━━ TASK DATA ━━
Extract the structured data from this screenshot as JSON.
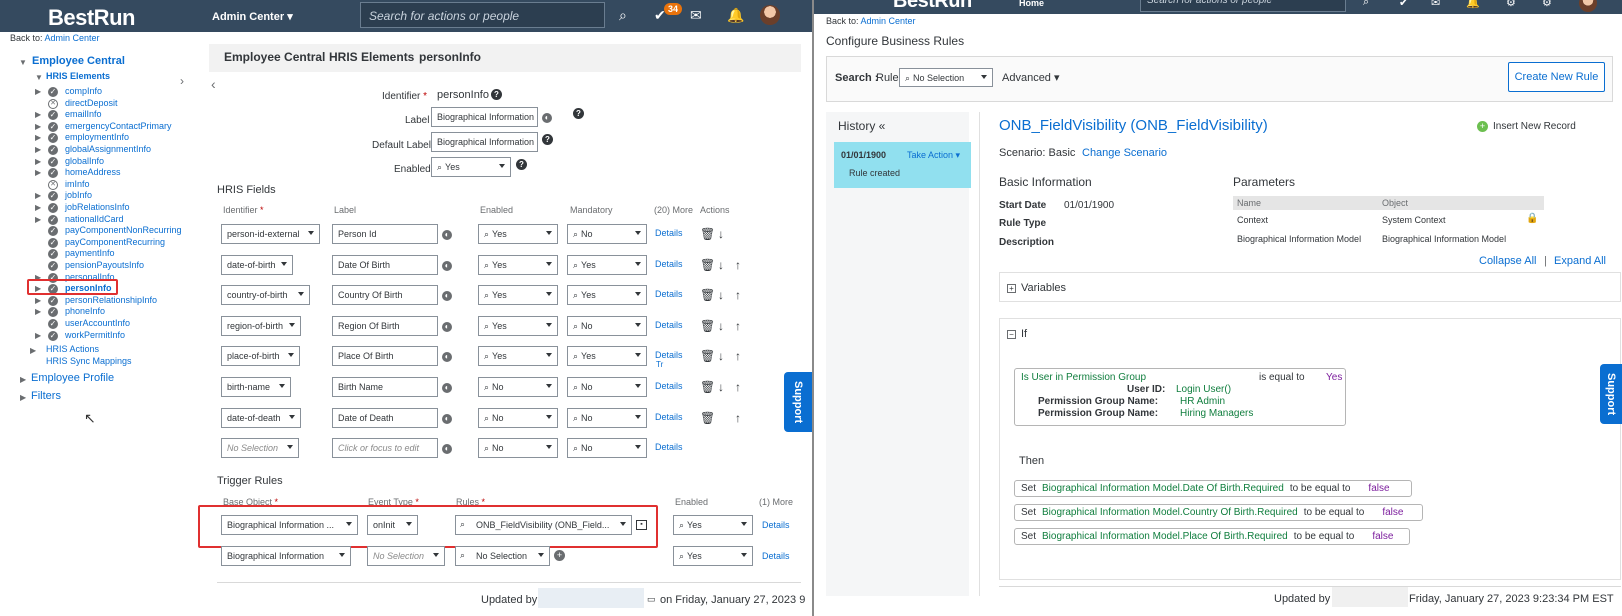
{
  "left": {
    "shell": {
      "logo_main": "BestRun",
      "admin_center": "Admin Center",
      "search_placeholder": "Search for actions or people",
      "badge_count": "34"
    },
    "back_text": "Back to:",
    "back_link": "Admin Center",
    "tree": {
      "root": "Employee Central",
      "hris_elements": "HRIS Elements",
      "items": [
        {
          "label": "compInfo",
          "icon": "check"
        },
        {
          "label": "directDeposit",
          "icon": "x"
        },
        {
          "label": "emailInfo",
          "icon": "check"
        },
        {
          "label": "emergencyContactPrimary",
          "icon": "check"
        },
        {
          "label": "employmentInfo",
          "icon": "check"
        },
        {
          "label": "globalAssignmentInfo",
          "icon": "check"
        },
        {
          "label": "globalInfo",
          "icon": "check"
        },
        {
          "label": "homeAddress",
          "icon": "check"
        },
        {
          "label": "imInfo",
          "icon": "x"
        },
        {
          "label": "jobInfo",
          "icon": "check"
        },
        {
          "label": "jobRelationsInfo",
          "icon": "check"
        },
        {
          "label": "nationalIdCard",
          "icon": "check"
        },
        {
          "label": "payComponentNonRecurring",
          "icon": "check"
        },
        {
          "label": "payComponentRecurring",
          "icon": "check"
        },
        {
          "label": "paymentInfo",
          "icon": "check"
        },
        {
          "label": "pensionPayoutsInfo",
          "icon": "check"
        },
        {
          "label": "personalInfo",
          "icon": "check"
        },
        {
          "label": "personInfo",
          "icon": "check"
        },
        {
          "label": "personRelationshipInfo",
          "icon": "check"
        },
        {
          "label": "phoneInfo",
          "icon": "check"
        },
        {
          "label": "userAccountInfo",
          "icon": "check"
        },
        {
          "label": "workPermitInfo",
          "icon": "check"
        }
      ],
      "hris_actions": "HRIS Actions",
      "hris_sync": "HRIS Sync Mappings",
      "employee_profile": "Employee Profile",
      "filters": "Filters"
    },
    "breadcrumb": [
      "Employee Central",
      "HRIS Elements",
      "personInfo"
    ],
    "identifier_label": "Identifier",
    "identifier_value": "personInfo",
    "label_label": "Label",
    "label_value": "Biographical Information",
    "default_label_label": "Default Label",
    "default_label_value": "Biographical Information",
    "enabled_label": "Enabled",
    "enabled_value": "Yes",
    "hris_fields_title": "HRIS Fields",
    "columns": {
      "identifier": "Identifier",
      "label": "Label",
      "enabled": "Enabled",
      "mandatory": "Mandatory",
      "more": "(20) More",
      "actions": "Actions"
    },
    "fields": [
      {
        "id": "person-id-external",
        "label": "Person Id",
        "enabled": "Yes",
        "mandatory": "No",
        "details": "Details"
      },
      {
        "id": "date-of-birth",
        "label": "Date Of Birth",
        "enabled": "Yes",
        "mandatory": "Yes",
        "details": "Details"
      },
      {
        "id": "country-of-birth",
        "label": "Country Of Birth",
        "enabled": "Yes",
        "mandatory": "Yes",
        "details": "Details"
      },
      {
        "id": "region-of-birth",
        "label": "Region Of Birth",
        "enabled": "Yes",
        "mandatory": "No",
        "details": "Details"
      },
      {
        "id": "place-of-birth",
        "label": "Place Of Birth",
        "enabled": "Yes",
        "mandatory": "Yes",
        "details": "Details"
      },
      {
        "id": "birth-name",
        "label": "Birth Name",
        "enabled": "No",
        "mandatory": "No",
        "details": "Details"
      },
      {
        "id": "date-of-death",
        "label": "Date of Death",
        "enabled": "No",
        "mandatory": "No",
        "details": "Details"
      },
      {
        "id": "No Selection",
        "label": "Click or focus to edit",
        "enabled": "No",
        "mandatory": "No",
        "details": "Details"
      }
    ],
    "tr_mark": "Tr",
    "trigger_title": "Trigger Rules",
    "trigger_columns": {
      "base": "Base Object",
      "event": "Event Type",
      "rules": "Rules",
      "enabled": "Enabled",
      "more": "(1) More"
    },
    "triggers": [
      {
        "base": "Biographical Information ...",
        "event": "onInit",
        "rule": "ONB_FieldVisibility (ONB_Field...",
        "enabled": "Yes",
        "details": "Details"
      },
      {
        "base": "Biographical Information",
        "event": "No Selection",
        "rule": "No Selection",
        "enabled": "Yes",
        "details": "Details"
      }
    ],
    "updated_by": "Updated by",
    "updated_on": "on Friday, January 27, 2023 9",
    "support": "Support"
  },
  "right": {
    "shell": {
      "logo_main": "BestRun",
      "home": "Home",
      "search_placeholder": "Search for actions or people"
    },
    "back_text": "Back to:",
    "back_link": "Admin Center",
    "page_title": "Configure Business Rules",
    "search_label": "Search :",
    "rule_label": "Rule",
    "search_value": "No Selection",
    "advanced": "Advanced",
    "create_btn": "Create New Rule",
    "history_title": "History «",
    "history_date": "01/01/1900",
    "take_action": "Take Action",
    "rule_created": "Rule created",
    "rule_title": "ONB_FieldVisibility (ONB_FieldVisibility)",
    "insert_record": "Insert New Record",
    "scenario_label": "Scenario: Basic",
    "change_scenario": "Change Scenario",
    "basic_info_title": "Basic Information",
    "start_date_label": "Start Date",
    "start_date_value": "01/01/1900",
    "rule_type_label": "Rule Type",
    "description_label": "Description",
    "parameters_title": "Parameters",
    "param_headers": [
      "Name",
      "Object"
    ],
    "params": [
      {
        "name": "Context",
        "object": "System Context"
      },
      {
        "name": "Biographical Information Model",
        "object": "Biographical Information Model"
      }
    ],
    "collapse_all": "Collapse All",
    "expand_all": "Expand All",
    "variables": "Variables",
    "if_label": "If",
    "condition": {
      "lhs": "Is User in Permission Group",
      "op": "is equal to",
      "rhs": "Yes",
      "user_id_label": "User ID:",
      "user_id_value": "Login User()",
      "pg1_label": "Permission Group Name:",
      "pg1_value": "HR Admin",
      "pg2_label": "Permission Group Name:",
      "pg2_value": "Hiring Managers"
    },
    "then_label": "Then",
    "actions": [
      {
        "set": "Set",
        "target": "Biographical Information Model.Date Of Birth.Required",
        "op": "to be equal to",
        "value": "false"
      },
      {
        "set": "Set",
        "target": "Biographical Information Model.Country Of Birth.Required",
        "op": "to be equal to",
        "value": "false"
      },
      {
        "set": "Set",
        "target": "Biographical Information Model.Place Of Birth.Required",
        "op": "to be equal to",
        "value": "false"
      }
    ],
    "updated_by": "Updated by",
    "updated_on": "Friday, January 27, 2023 9:23:34 PM EST",
    "support": "Support"
  }
}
━━━
• SHORT EXERCISE
Gather each line that holds "Biographical".

• TASK SOLUTION
    "label_value": "Biographical Information",
    "default_label_value": "Biographical Information",
        "base": "Biographical Information ...",
        "base": "Biographical Information",
        "name": "Biographical Information Model",
        "object": "Biographical Information Model"
        "target": "Biographical Information Model.Date Of Birth.Required",
        "target": "Biographical Information Model.Country Of Birth.Required",
        "target": "Biographical Information Model.Place Of Birth.Required",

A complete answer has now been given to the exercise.